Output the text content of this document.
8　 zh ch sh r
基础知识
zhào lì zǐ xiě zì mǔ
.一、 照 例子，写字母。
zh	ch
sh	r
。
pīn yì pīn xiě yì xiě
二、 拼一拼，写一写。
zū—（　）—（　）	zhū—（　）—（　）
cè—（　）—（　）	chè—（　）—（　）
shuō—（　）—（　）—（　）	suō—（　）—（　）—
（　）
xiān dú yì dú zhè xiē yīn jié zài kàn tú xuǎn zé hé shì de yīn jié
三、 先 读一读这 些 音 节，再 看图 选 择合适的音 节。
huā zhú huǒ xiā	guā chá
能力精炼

==============================

**REQUIREMENTS:**
Transcribe all the entries, keeping each one exactly as it is.

**TASK OUTPUT:**
Output the text content of this document.
8　 zh ch sh r
基础知识
zhào lì zǐ xiě zì mǔ
.一、 照 例子，写字母。
zh	ch
sh	r
。
pīn yì pīn xiě yì xiě
二、 拼一拼，写一写。
zū—（　）—（　）	zhū—（　）—（　）
cè—（　）—（　）	chè—（　）—（　）
shuō—（　）—（　）—（　）	suō—（　）—（　）—
（　）
xiān dú yì dú zhè xiē yīn jié zài kàn tú xuǎn zé hé shì de yīn jié
三、 先 读一读这 些 音 节，再 看图 选 择合适的音 节。
huā zhú huǒ xiā	guā chá
能力精炼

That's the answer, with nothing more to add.